**Data for processing:**
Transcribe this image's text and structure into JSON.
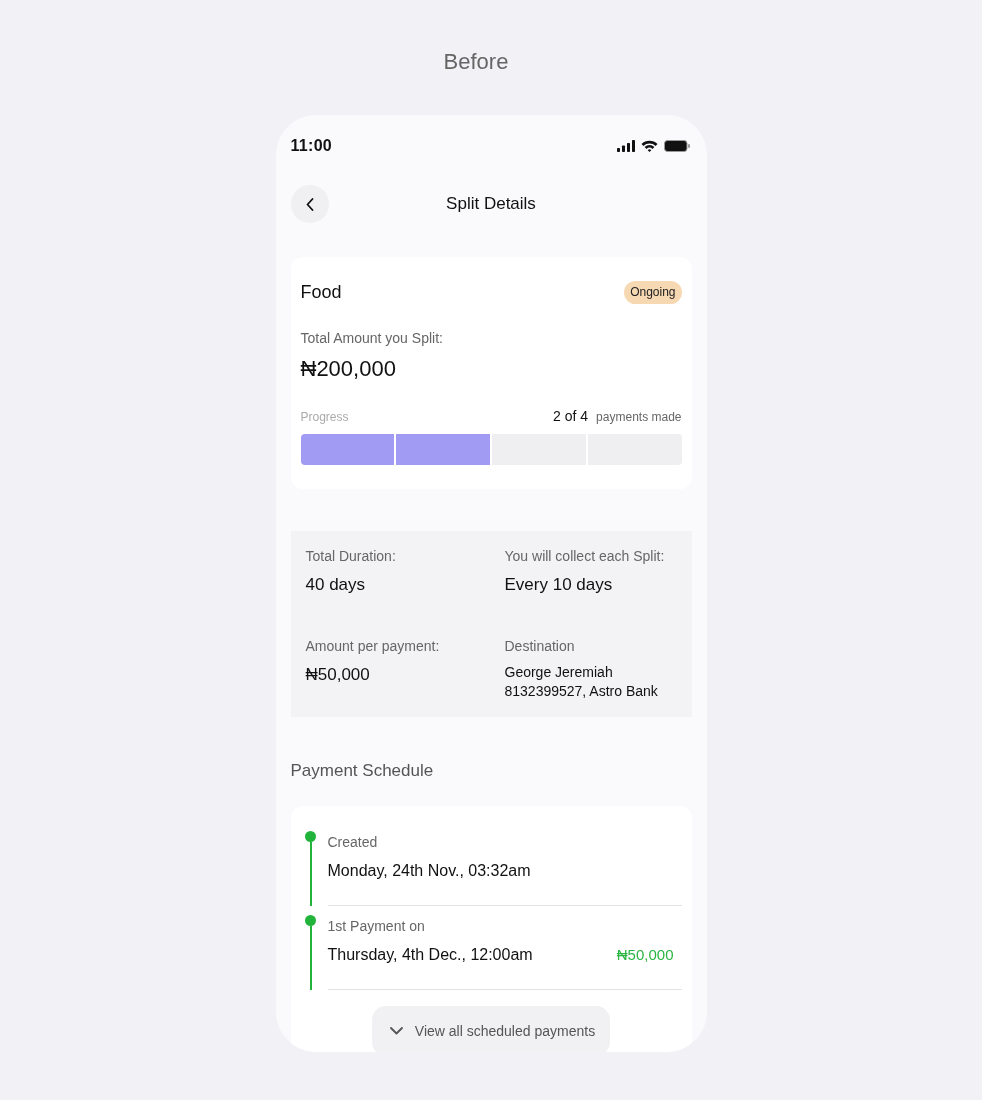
{
  "page_title": "Before",
  "status_bar": {
    "time": "11:00"
  },
  "header": {
    "title": "Split Details"
  },
  "summary": {
    "name": "Food",
    "status": "Ongoing",
    "amount_label": "Total Amount you Split:",
    "amount": "₦200,000",
    "progress": {
      "label": "Progress",
      "count": "2 of 4",
      "count_suffix": "payments made",
      "segments": [
        {
          "filled": true
        },
        {
          "filled": true
        },
        {
          "filled": false
        },
        {
          "filled": false
        }
      ]
    }
  },
  "details": [
    {
      "kind": "stat",
      "label": "Total Duration:",
      "value": "40 days"
    },
    {
      "kind": "stat",
      "label": "You will collect each Split:",
      "value": "Every 10 days"
    },
    {
      "kind": "stat",
      "label": "Amount per payment:",
      "value": "₦50,000"
    },
    {
      "kind": "account",
      "label": "Destination",
      "value": "George Jeremiah",
      "subvalue": "8132399527, Astro Bank"
    }
  ],
  "schedule": {
    "title": "Payment Schedule",
    "events": [
      {
        "label": "Created",
        "date": "Monday, 24th Nov., 03:32am"
      },
      {
        "label": "1st Payment on",
        "date": "Thursday, 4th Dec., 12:00am",
        "amount": "₦50,000"
      }
    ],
    "more_button": "View all scheduled payments"
  }
}
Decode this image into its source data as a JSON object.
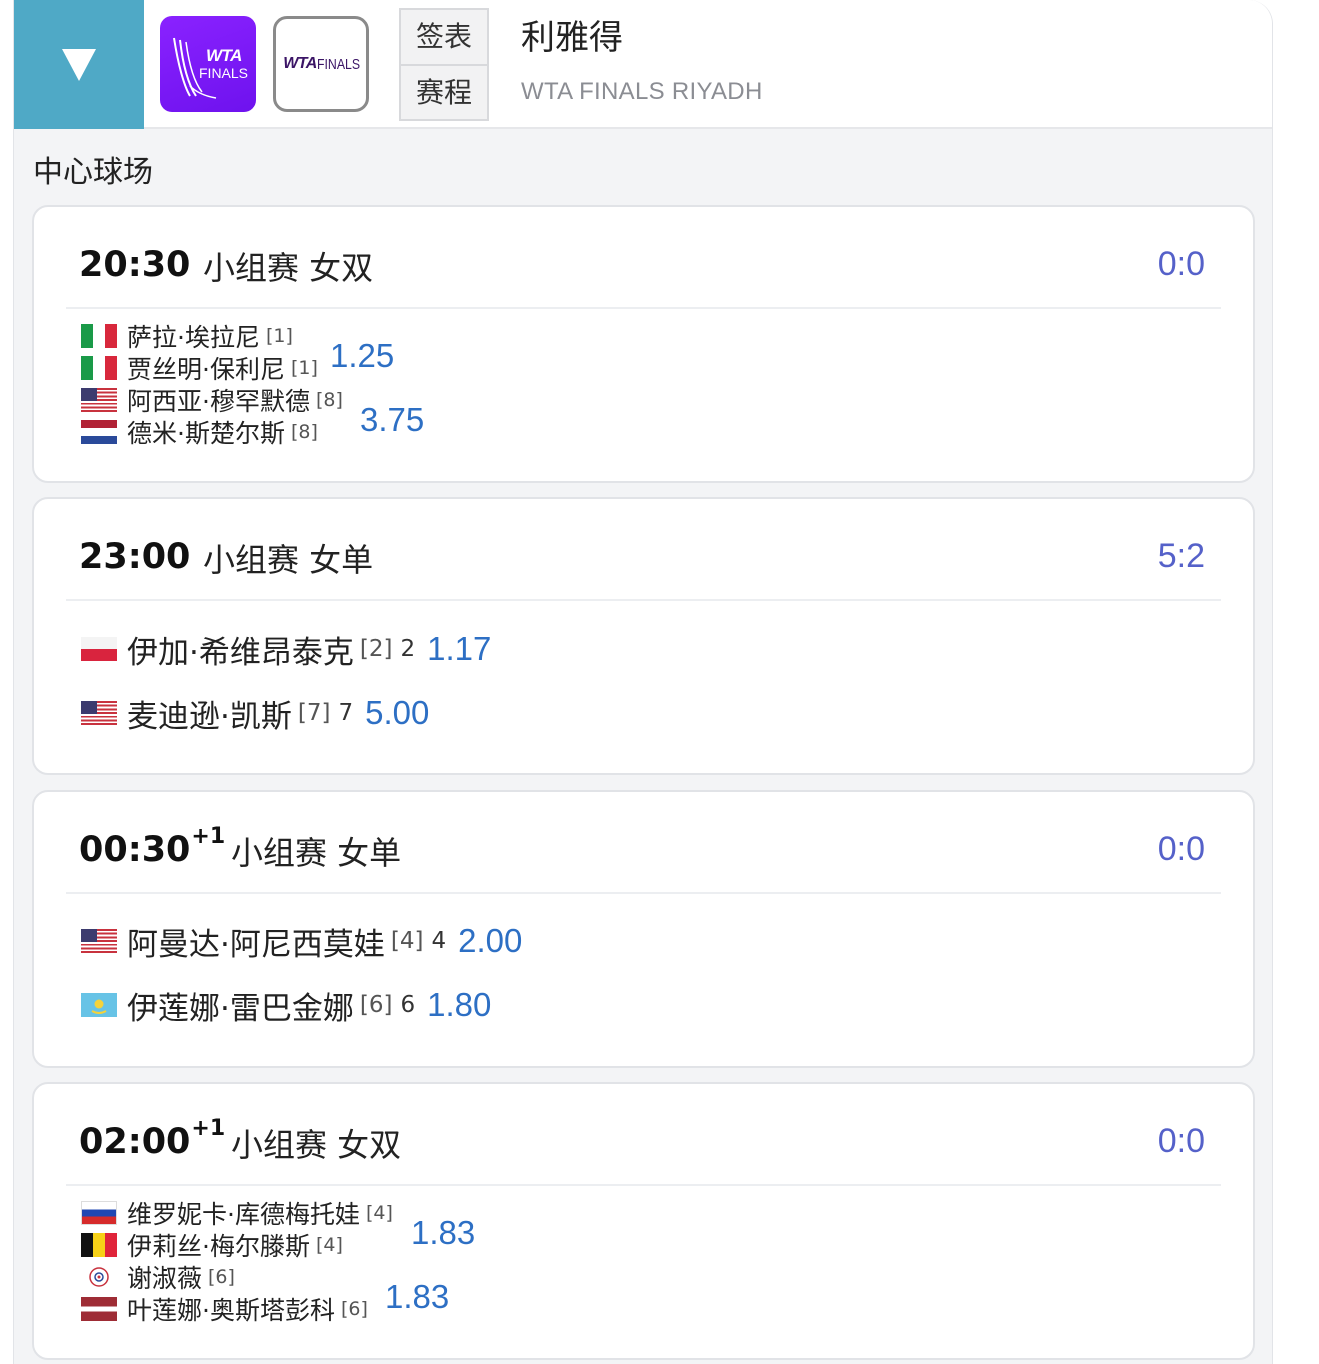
{
  "header": {
    "logo1": {
      "line1": "WTA",
      "line2": "FINALS"
    },
    "logo2": {
      "line1": "WTA",
      "line2": "FINALS"
    },
    "nav": [
      "签表",
      "赛程"
    ],
    "title": "利雅得",
    "subtitle": "WTA FINALS RIYADH"
  },
  "court": "中心球场",
  "colors": {
    "accent": "#4fa9c6",
    "score": "#5561c9",
    "odds": "#2d6fc4"
  },
  "matches": [
    {
      "time": "20:30",
      "day_offset": "",
      "round": "小组赛 女双",
      "score": "0:0",
      "teams": [
        {
          "odds": "1.25",
          "players": [
            {
              "flag": "italy-flag",
              "name": "萨拉·埃拉尼",
              "seed": "[1]"
            },
            {
              "flag": "italy-flag",
              "name": "贾丝明·保利尼",
              "seed": "[1]"
            }
          ]
        },
        {
          "odds": "3.75",
          "players": [
            {
              "flag": "usa-flag",
              "name": "阿西亚·穆罕默德",
              "seed": "[8]"
            },
            {
              "flag": "netherlands-flag",
              "name": "德米·斯楚尔斯",
              "seed": "[8]"
            }
          ]
        }
      ]
    },
    {
      "time": "23:00",
      "day_offset": "",
      "round": "小组赛 女单",
      "score": "5:2",
      "players": [
        {
          "flag": "poland-flag",
          "name": "伊加·希维昂泰克",
          "seed": "[2]",
          "sets": "2",
          "odds": "1.17"
        },
        {
          "flag": "usa-flag",
          "name": "麦迪逊·凯斯",
          "seed": "[7]",
          "sets": "7",
          "odds": "5.00"
        }
      ]
    },
    {
      "time": "00:30",
      "day_offset": "+1",
      "round": "小组赛 女单",
      "score": "0:0",
      "players": [
        {
          "flag": "usa-flag",
          "name": "阿曼达·阿尼西莫娃",
          "seed": "[4]",
          "sets": "4",
          "odds": "2.00"
        },
        {
          "flag": "kazakhstan-flag",
          "name": "伊莲娜·雷巴金娜",
          "seed": "[6]",
          "sets": "6",
          "odds": "1.80"
        }
      ]
    },
    {
      "time": "02:00",
      "day_offset": "+1",
      "round": "小组赛 女双",
      "score": "0:0",
      "teams": [
        {
          "odds": "1.83",
          "players": [
            {
              "flag": "russia-flag",
              "name": "维罗妮卡·库德梅托娃",
              "seed": "[4]"
            },
            {
              "flag": "belgium-flag",
              "name": "伊莉丝·梅尔滕斯",
              "seed": "[4]"
            }
          ]
        },
        {
          "odds": "1.83",
          "players": [
            {
              "flag": "chinese-taipei-flag",
              "name": "谢淑薇",
              "seed": "[6]"
            },
            {
              "flag": "latvia-flag",
              "name": "叶莲娜·奥斯塔彭科",
              "seed": "[6]"
            }
          ]
        }
      ]
    }
  ]
}
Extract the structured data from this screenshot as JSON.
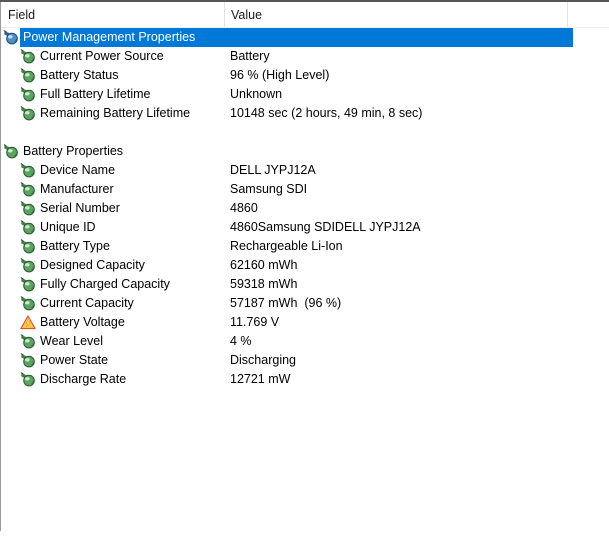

**Directions:**
Return the listing above in full and without alteration, excluding its pictures.

**Final result:**
Transcribe this image's text and structure into JSON.
{
  "page_title": "Before",
  "status_bar": {
    "time": "11:00"
  },
  "header": {
    "title": "Split Details"
  },
  "summary": {
    "name": "Food",
    "status": "Ongoing",
    "amount_label": "Total Amount you Split:",
    "amount": "₦200,000",
    "progress": {
      "label": "Progress",
      "count": "2 of 4",
      "count_suffix": "payments made",
      "segments": [
        {
          "filled": true
        },
        {
          "filled": true
        },
        {
          "filled": false
        },
        {
          "filled": false
        }
      ]
    }
  },
  "details": [
    {
      "kind": "stat",
      "label": "Total Duration:",
      "value": "40 days"
    },
    {
      "kind": "stat",
      "label": "You will collect each Split:",
      "value": "Every 10 days"
    },
    {
      "kind": "stat",
      "label": "Amount per payment:",
      "value": "₦50,000"
    },
    {
      "kind": "account",
      "label": "Destination",
      "value": "George Jeremiah",
      "subvalue": "8132399527, Astro Bank"
    }
  ],
  "schedule": {
    "title": "Payment Schedule",
    "events": [
      {
        "label": "Created",
        "date": "Monday, 24th Nov., 03:32am"
      },
      {
        "label": "1st Payment on",
        "date": "Thursday, 4th Dec., 12:00am",
        "amount": "₦50,000"
      }
    ],
    "more_button": "View all scheduled payments"
  }
}
Decode this image into its source data as a JSON object.
{
  "header": {
    "logo1": {
      "line1": "WTA",
      "line2": "FINALS"
    },
    "logo2": {
      "line1": "WTA",
      "line2": "FINALS"
    },
    "nav": [
      "签表",
      "赛程"
    ],
    "title": "利雅得",
    "subtitle": "WTA FINALS RIYADH"
  },
  "court": "中心球场",
  "colors": {
    "accent": "#4fa9c6",
    "score": "#5561c9",
    "odds": "#2d6fc4"
  },
  "matches": [
    {
      "time": "20:30",
      "day_offset": "",
      "round": "小组赛 女双",
      "score": "0:0",
      "teams": [
        {
          "odds": "1.25",
          "players": [
            {
              "flag": "italy-flag",
              "name": "萨拉·埃拉尼",
              "seed": "[1]"
            },
            {
              "flag": "italy-flag",
              "name": "贾丝明·保利尼",
              "seed": "[1]"
            }
          ]
        },
        {
          "odds": "3.75",
          "players": [
            {
              "flag": "usa-flag",
              "name": "阿西亚·穆罕默德",
              "seed": "[8]"
            },
            {
              "flag": "netherlands-flag",
              "name": "德米·斯楚尔斯",
              "seed": "[8]"
            }
          ]
        }
      ]
    },
    {
      "time": "23:00",
      "day_offset": "",
      "round": "小组赛 女单",
      "score": "5:2",
      "players": [
        {
          "flag": "poland-flag",
          "name": "伊加·希维昂泰克",
          "seed": "[2]",
          "sets": "2",
          "odds": "1.17"
        },
        {
          "flag": "usa-flag",
          "name": "麦迪逊·凯斯",
          "seed": "[7]",
          "sets": "7",
          "odds": "5.00"
        }
      ]
    },
    {
      "time": "00:30",
      "day_offset": "+1",
      "round": "小组赛 女单",
      "score": "0:0",
      "players": [
        {
          "flag": "usa-flag",
          "name": "阿曼达·阿尼西莫娃",
          "seed": "[4]",
          "sets": "4",
          "odds": "2.00"
        },
        {
          "flag": "kazakhstan-flag",
          "name": "伊莲娜·雷巴金娜",
          "seed": "[6]",
          "sets": "6",
          "odds": "1.80"
        }
      ]
    },
    {
      "time": "02:00",
      "day_offset": "+1",
      "round": "小组赛 女双",
      "score": "0:0",
      "teams": [
        {
          "odds": "1.83",
          "players": [
            {
              "flag": "russia-flag",
              "name": "维罗妮卡·库德梅托娃",
              "seed": "[4]"
            },
            {
              "flag": "belgium-flag",
              "name": "伊莉丝·梅尔滕斯",
              "seed": "[4]"
            }
          ]
        },
        {
          "odds": "1.83",
          "players": [
            {
              "flag": "chinese-taipei-flag",
              "name": "谢淑薇",
              "seed": "[6]"
            },
            {
              "flag": "latvia-flag",
              "name": "叶莲娜·奥斯塔彭科",
              "seed": "[6]"
            }
          ]
        }
      ]
    }
  ]
}
Extract the structured data from this screenshot as JSON.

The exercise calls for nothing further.